▸ EXERCISE BRIEF
Search the listing for the string "sambil" and copy every line that contains it.

▸ SOURCE RECORDS
* Begin *

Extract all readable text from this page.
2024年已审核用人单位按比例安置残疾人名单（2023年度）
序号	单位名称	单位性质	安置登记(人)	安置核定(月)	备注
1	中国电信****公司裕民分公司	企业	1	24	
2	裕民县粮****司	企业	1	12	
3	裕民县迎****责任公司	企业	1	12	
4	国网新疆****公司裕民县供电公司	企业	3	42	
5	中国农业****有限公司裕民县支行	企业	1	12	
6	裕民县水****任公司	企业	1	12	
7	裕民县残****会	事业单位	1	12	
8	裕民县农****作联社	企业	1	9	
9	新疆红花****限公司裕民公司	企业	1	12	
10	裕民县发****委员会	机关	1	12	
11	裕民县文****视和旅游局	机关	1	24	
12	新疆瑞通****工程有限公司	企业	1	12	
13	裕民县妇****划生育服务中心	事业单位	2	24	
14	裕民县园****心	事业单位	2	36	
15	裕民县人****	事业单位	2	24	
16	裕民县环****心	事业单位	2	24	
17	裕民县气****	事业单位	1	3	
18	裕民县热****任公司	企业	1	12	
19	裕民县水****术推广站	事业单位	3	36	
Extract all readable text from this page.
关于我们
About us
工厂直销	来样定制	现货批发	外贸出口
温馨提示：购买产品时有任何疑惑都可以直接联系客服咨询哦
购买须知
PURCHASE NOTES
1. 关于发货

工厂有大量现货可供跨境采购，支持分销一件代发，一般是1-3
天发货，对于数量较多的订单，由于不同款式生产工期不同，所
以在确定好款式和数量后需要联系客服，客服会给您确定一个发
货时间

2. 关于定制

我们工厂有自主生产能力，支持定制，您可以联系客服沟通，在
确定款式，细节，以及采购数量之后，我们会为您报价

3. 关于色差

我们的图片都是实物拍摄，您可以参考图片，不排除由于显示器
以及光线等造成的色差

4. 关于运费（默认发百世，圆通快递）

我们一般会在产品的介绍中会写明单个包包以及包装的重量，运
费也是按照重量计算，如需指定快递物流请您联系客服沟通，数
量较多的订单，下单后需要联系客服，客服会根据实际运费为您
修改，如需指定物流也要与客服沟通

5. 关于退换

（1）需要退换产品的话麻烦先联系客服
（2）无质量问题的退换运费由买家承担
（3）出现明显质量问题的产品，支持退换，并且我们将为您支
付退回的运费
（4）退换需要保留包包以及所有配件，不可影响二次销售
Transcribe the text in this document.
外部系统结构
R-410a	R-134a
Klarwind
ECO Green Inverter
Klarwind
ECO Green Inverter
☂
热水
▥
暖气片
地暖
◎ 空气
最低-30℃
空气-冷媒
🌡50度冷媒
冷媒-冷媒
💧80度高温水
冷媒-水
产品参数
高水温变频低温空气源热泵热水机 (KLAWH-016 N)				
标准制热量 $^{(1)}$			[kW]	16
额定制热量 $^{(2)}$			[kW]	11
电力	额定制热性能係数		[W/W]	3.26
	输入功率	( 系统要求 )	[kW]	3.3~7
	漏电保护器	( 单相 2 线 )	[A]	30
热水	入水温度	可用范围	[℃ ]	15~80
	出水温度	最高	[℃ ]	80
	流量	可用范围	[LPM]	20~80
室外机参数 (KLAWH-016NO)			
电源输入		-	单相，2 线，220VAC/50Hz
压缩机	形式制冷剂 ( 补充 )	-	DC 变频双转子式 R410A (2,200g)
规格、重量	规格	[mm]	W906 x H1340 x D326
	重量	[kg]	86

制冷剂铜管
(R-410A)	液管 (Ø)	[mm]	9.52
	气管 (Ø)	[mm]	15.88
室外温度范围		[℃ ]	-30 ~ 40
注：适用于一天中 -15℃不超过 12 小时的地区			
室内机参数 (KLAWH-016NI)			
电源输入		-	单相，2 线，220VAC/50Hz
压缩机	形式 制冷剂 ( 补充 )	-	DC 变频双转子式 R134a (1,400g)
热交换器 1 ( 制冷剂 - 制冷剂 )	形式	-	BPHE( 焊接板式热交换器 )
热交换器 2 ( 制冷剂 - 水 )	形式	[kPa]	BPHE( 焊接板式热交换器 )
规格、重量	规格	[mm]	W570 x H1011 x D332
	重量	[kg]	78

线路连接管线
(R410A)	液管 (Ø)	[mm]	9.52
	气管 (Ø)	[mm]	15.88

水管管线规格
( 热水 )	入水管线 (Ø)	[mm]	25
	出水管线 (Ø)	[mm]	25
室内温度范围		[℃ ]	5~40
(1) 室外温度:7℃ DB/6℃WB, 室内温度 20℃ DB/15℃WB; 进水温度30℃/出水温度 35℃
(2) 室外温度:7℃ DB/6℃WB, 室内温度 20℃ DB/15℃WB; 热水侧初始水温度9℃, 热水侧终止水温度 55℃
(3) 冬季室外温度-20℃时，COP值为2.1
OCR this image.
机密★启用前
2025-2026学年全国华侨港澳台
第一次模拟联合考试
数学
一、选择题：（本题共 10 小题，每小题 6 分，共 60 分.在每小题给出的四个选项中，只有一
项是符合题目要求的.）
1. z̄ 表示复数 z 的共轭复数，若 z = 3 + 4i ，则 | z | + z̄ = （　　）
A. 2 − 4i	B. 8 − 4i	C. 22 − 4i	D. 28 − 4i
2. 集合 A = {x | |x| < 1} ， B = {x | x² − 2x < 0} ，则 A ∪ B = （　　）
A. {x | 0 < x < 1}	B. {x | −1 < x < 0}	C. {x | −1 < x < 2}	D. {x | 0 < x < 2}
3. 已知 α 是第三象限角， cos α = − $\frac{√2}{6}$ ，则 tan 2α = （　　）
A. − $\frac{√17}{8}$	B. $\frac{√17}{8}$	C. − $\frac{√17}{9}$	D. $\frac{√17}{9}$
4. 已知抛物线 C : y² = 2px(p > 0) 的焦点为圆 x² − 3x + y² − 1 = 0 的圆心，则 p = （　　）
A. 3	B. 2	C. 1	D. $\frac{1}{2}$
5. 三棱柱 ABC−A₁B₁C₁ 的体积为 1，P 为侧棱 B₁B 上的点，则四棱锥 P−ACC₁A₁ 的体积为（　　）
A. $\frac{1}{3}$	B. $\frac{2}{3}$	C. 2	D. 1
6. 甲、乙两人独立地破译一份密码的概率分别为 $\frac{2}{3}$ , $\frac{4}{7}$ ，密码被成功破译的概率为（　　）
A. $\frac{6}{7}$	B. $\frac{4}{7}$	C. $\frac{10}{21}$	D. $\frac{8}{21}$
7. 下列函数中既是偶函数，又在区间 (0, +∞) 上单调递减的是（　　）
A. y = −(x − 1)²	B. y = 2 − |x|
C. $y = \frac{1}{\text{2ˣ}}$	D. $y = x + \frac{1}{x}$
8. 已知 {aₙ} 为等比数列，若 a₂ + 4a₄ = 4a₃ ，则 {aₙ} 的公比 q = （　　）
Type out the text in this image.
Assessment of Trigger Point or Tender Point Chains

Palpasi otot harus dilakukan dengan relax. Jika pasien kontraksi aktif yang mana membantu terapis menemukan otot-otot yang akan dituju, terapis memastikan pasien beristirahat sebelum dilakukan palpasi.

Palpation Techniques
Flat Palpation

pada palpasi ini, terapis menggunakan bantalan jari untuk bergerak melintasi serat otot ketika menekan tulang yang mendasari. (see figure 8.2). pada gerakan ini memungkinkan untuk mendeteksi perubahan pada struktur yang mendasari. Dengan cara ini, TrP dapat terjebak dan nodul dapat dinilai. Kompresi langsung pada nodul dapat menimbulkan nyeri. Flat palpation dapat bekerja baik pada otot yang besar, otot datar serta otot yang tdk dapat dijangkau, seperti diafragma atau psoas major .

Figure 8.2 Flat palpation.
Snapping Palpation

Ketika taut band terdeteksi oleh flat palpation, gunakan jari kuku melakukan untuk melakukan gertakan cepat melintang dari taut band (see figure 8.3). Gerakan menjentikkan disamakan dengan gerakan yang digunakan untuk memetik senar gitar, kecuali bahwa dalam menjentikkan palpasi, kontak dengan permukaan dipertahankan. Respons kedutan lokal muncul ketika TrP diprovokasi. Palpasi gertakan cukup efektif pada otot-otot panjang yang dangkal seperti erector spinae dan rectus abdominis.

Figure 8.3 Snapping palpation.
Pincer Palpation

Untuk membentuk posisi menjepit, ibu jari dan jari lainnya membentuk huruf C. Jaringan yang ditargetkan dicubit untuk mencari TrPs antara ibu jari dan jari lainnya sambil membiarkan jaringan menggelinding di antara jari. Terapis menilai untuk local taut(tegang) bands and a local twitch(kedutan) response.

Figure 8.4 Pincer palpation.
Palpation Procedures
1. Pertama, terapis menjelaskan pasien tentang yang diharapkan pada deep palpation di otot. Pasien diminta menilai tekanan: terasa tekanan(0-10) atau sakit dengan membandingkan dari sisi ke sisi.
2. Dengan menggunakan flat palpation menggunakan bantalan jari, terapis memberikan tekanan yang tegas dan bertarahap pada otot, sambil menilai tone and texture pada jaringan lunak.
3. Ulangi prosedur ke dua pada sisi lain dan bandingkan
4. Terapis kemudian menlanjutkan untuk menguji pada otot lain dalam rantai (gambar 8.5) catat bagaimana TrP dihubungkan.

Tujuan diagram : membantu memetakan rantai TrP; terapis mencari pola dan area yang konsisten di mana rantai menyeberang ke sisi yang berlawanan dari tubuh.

* End *

▸ TASK SOLUTION
Untuk membentuk posisi menjepit, ibu jari dan jari lainnya membentuk huruf C. Jaringan yang ditargetkan dicubit untuk mencari TrPs antara ibu jari dan jari lainnya sambil membiarkan jaringan menggelinding di antara jari. Terapis menilai untuk local taut(tegang) bands and a local twitch(kedutan) response.
2. Dengan menggunakan flat palpation menggunakan bantalan jari, terapis memberikan tekanan yang tegas dan bertarahap pada otot, sambil menilai tone and texture pada jaringan lunak.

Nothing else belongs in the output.